Dataset records:
:::::

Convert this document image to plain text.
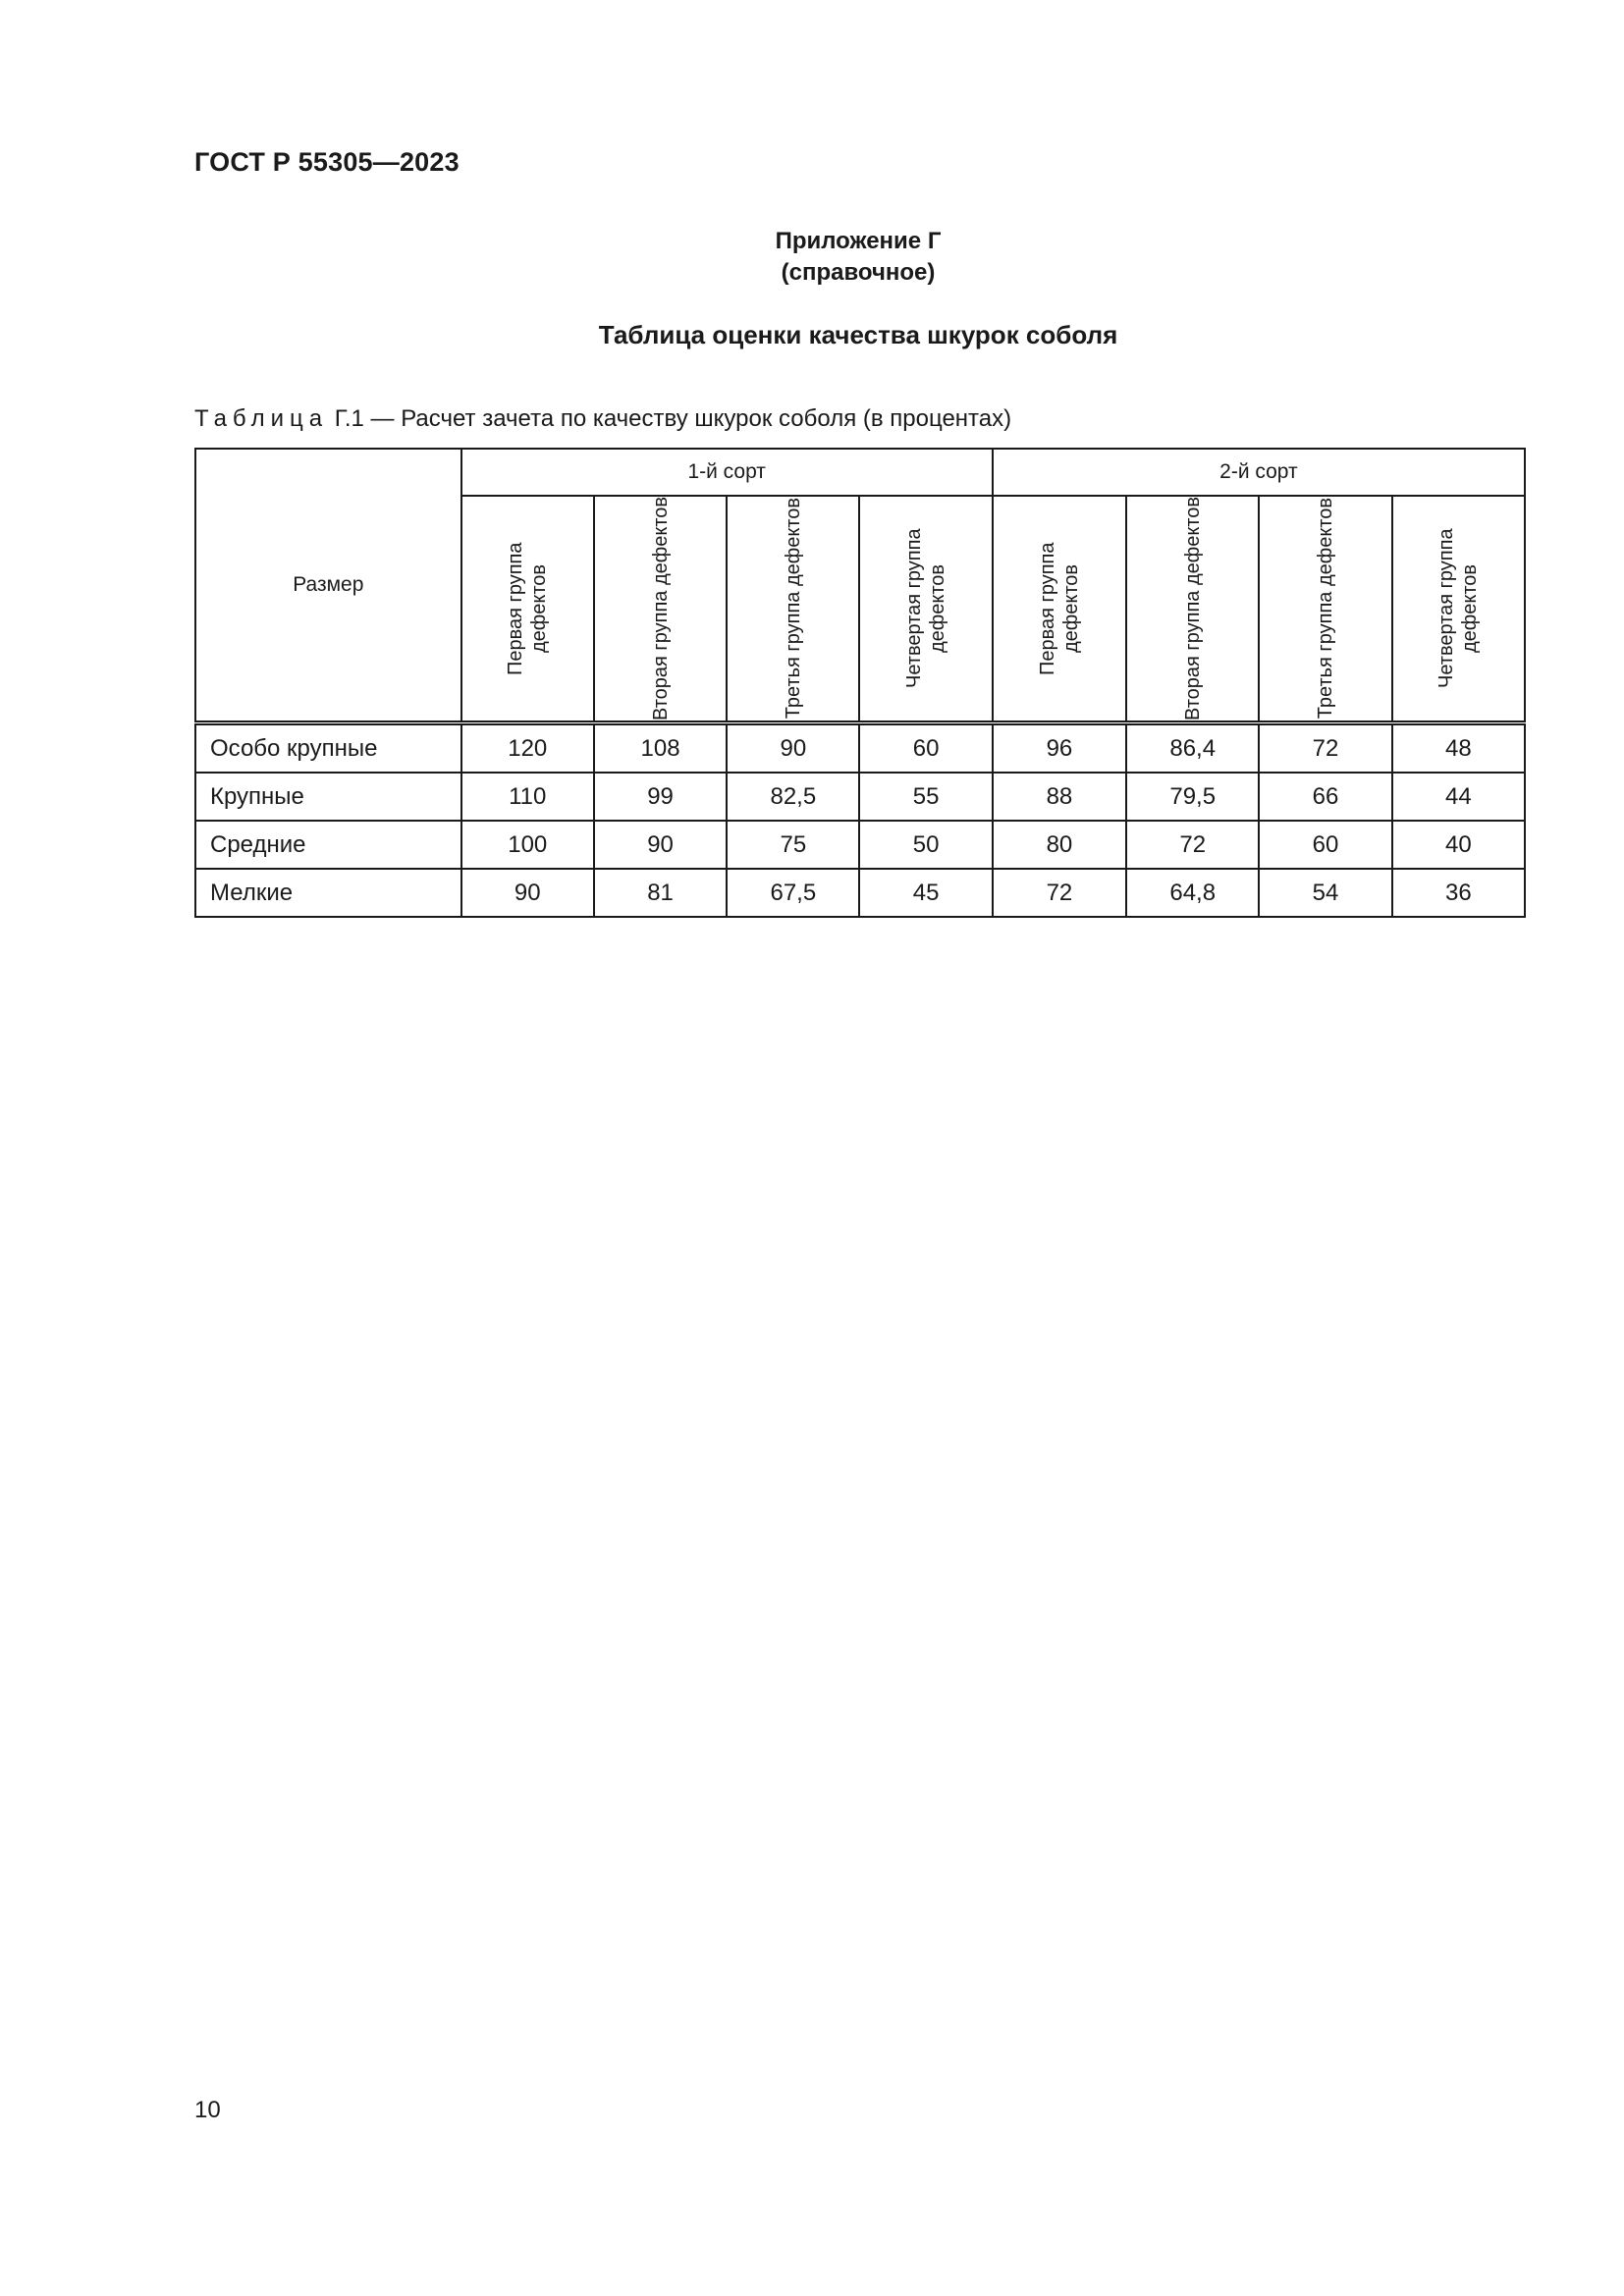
ГОСТ Р 55305—2023
Приложение Г
(справочное)
Таблица оценки качества шкурок соболя
Таблица Г.1 — Расчет зачета по качеству шкурок соболя (в процентах)
Размер	1-й сорт				2-й сорт			

	Первая группа дефектов	Вторая группа дефектов	Третья группа дефектов	Четвертая группа дефектов	Первая группа дефектов	Вторая группа дефектов	Третья группа дефектов	Четвертая группа дефектов

Особо крупные	120	108	90	60	96	86,4	72	48
Крупные	110	99	82,5	55	88	79,5	66	44
Средние	100	90	75	50	80	72	60	40
Мелкие	90	81	67,5	45	72	64,8	54	36
10
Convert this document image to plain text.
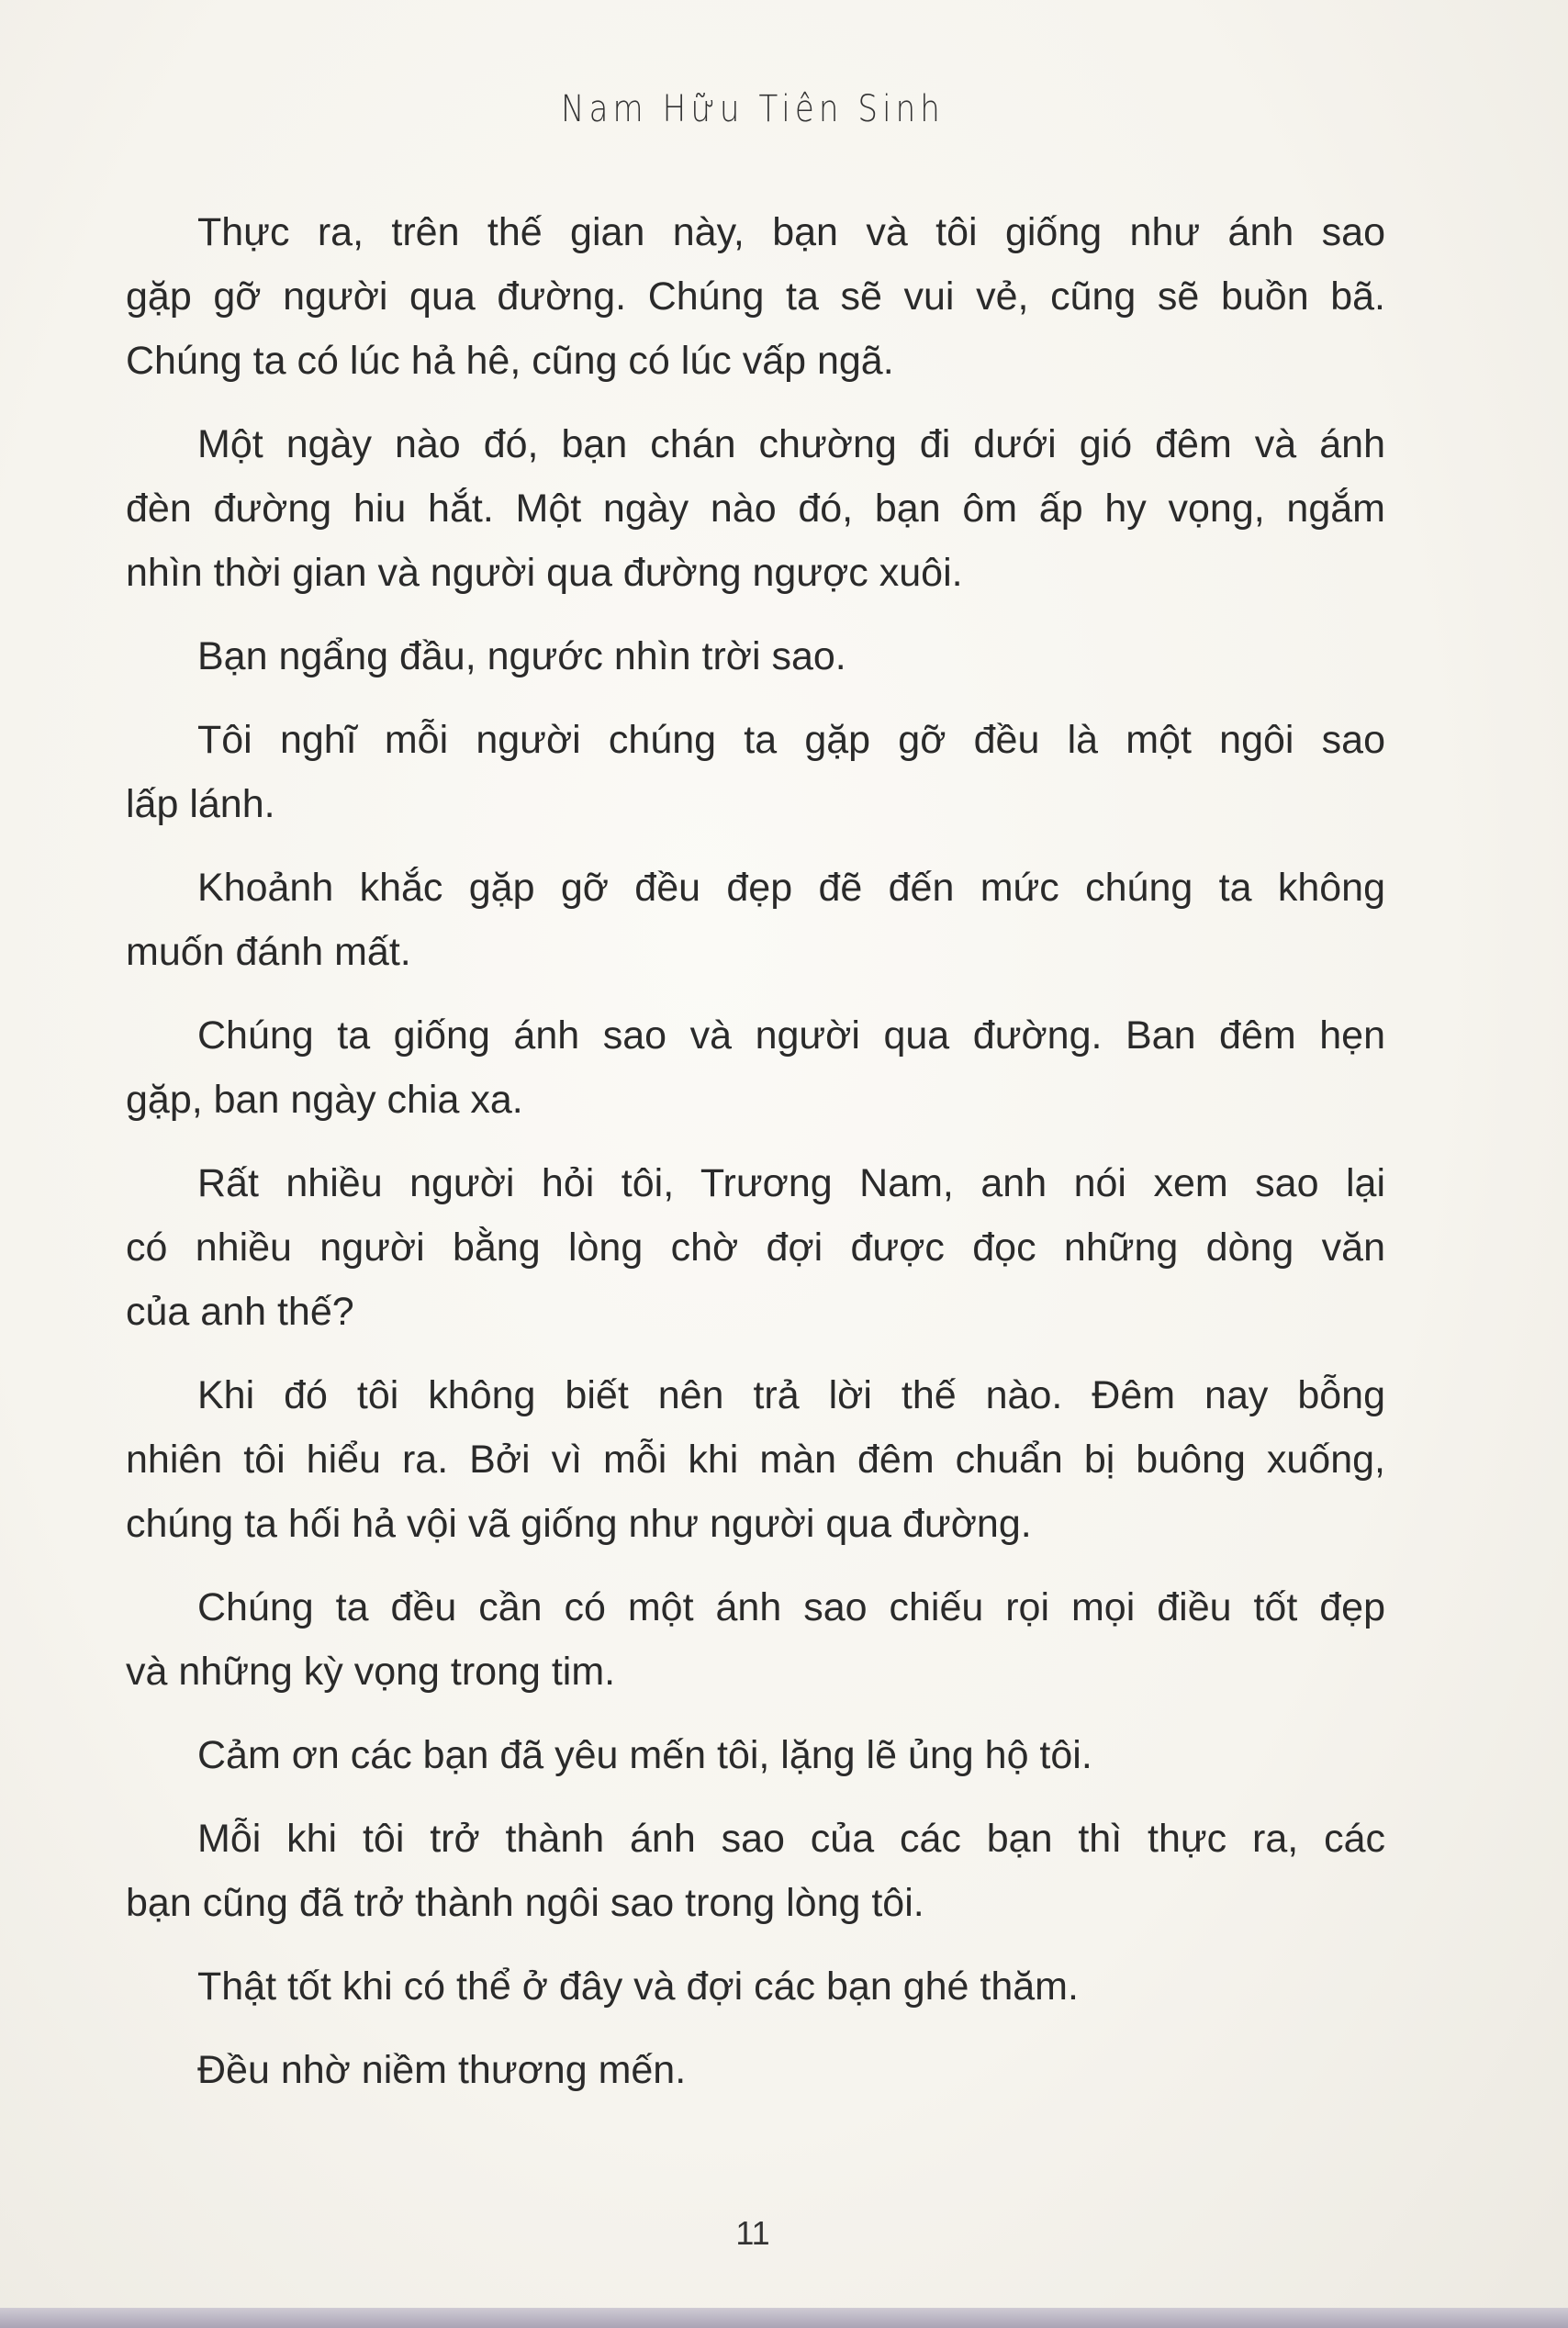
Nam Hữu Tiên Sinh
Thực ra, trên thế gian này, bạn và tôi giống như ánh sao
gặp gỡ người qua đường. Chúng ta sẽ vui vẻ, cũng sẽ buồn bã.
Chúng ta có lúc hả hê, cũng có lúc vấp ngã.
Một ngày nào đó, bạn chán chường đi dưới gió đêm và ánh
đèn đường hiu hắt. Một ngày nào đó, bạn ôm ấp hy vọng, ngắm
nhìn thời gian và người qua đường ngược xuôi.
Bạn ngẩng đầu, ngước nhìn trời sao.
Tôi nghĩ mỗi người chúng ta gặp gỡ đều là một ngôi sao
lấp lánh.
Khoảnh khắc gặp gỡ đều đẹp đẽ đến mức chúng ta không
muốn đánh mất.
Chúng ta giống ánh sao và người qua đường. Ban đêm hẹn
gặp, ban ngày chia xa.
Rất nhiều người hỏi tôi, Trương Nam, anh nói xem sao lại
có nhiều người bằng lòng chờ đợi được đọc những dòng văn
của anh thế?
Khi đó tôi không biết nên trả lời thế nào. Đêm nay bỗng
nhiên tôi hiểu ra. Bởi vì mỗi khi màn đêm chuẩn bị buông xuống,
chúng ta hối hả vội vã giống như người qua đường.
Chúng ta đều cần có một ánh sao chiếu rọi mọi điều tốt đẹp
và những kỳ vọng trong tim.
Cảm ơn các bạn đã yêu mến tôi, lặng lẽ ủng hộ tôi.
Mỗi khi tôi trở thành ánh sao của các bạn thì thực ra, các
bạn cũng đã trở thành ngôi sao trong lòng tôi.
Thật tốt khi có thể ở đây và đợi các bạn ghé thăm.
Đều nhờ niềm thương mến.
11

:::::

• **What you need to do**
Would you return the data exactly as written, without the pictures?

• **Task response**
Convert this document image to plain text.
ГОСТ Р 55305—2023
Приложение Г
(справочное)
Таблица оценки качества шкурок соболя
Таблица Г.1 — Расчет зачета по качеству шкурок соболя (в процентах)
Размер	1-й сорт				2-й сорт			

	Первая группа дефектов	Вторая группа дефектов	Третья группа дефектов	Четвертая группа дефектов	Первая группа дефектов	Вторая группа дефектов	Третья группа дефектов	Четвертая группа дефектов

Особо крупные	120	108	90	60	96	86,4	72	48
Крупные	110	99	82,5	55	88	79,5	66	44
Средние	100	90	75	50	80	72	60	40
Мелкие	90	81	67,5	45	72	64,8	54	36
10
Convert this document image to plain text.
Nam Hữu Tiên Sinh
Thực ra, trên thế gian này, bạn và tôi giống như ánh sao
gặp gỡ người qua đường. Chúng ta sẽ vui vẻ, cũng sẽ buồn bã.
Chúng ta có lúc hả hê, cũng có lúc vấp ngã.
Một ngày nào đó, bạn chán chường đi dưới gió đêm và ánh
đèn đường hiu hắt. Một ngày nào đó, bạn ôm ấp hy vọng, ngắm
nhìn thời gian và người qua đường ngược xuôi.
Bạn ngẩng đầu, ngước nhìn trời sao.
Tôi nghĩ mỗi người chúng ta gặp gỡ đều là một ngôi sao
lấp lánh.
Khoảnh khắc gặp gỡ đều đẹp đẽ đến mức chúng ta không
muốn đánh mất.
Chúng ta giống ánh sao và người qua đường. Ban đêm hẹn
gặp, ban ngày chia xa.
Rất nhiều người hỏi tôi, Trương Nam, anh nói xem sao lại
có nhiều người bằng lòng chờ đợi được đọc những dòng văn
của anh thế?
Khi đó tôi không biết nên trả lời thế nào. Đêm nay bỗng
nhiên tôi hiểu ra. Bởi vì mỗi khi màn đêm chuẩn bị buông xuống,
chúng ta hối hả vội vã giống như người qua đường.
Chúng ta đều cần có một ánh sao chiếu rọi mọi điều tốt đẹp
và những kỳ vọng trong tim.
Cảm ơn các bạn đã yêu mến tôi, lặng lẽ ủng hộ tôi.
Mỗi khi tôi trở thành ánh sao của các bạn thì thực ra, các
bạn cũng đã trở thành ngôi sao trong lòng tôi.
Thật tốt khi có thể ở đây và đợi các bạn ghé thăm.
Đều nhờ niềm thương mến.
11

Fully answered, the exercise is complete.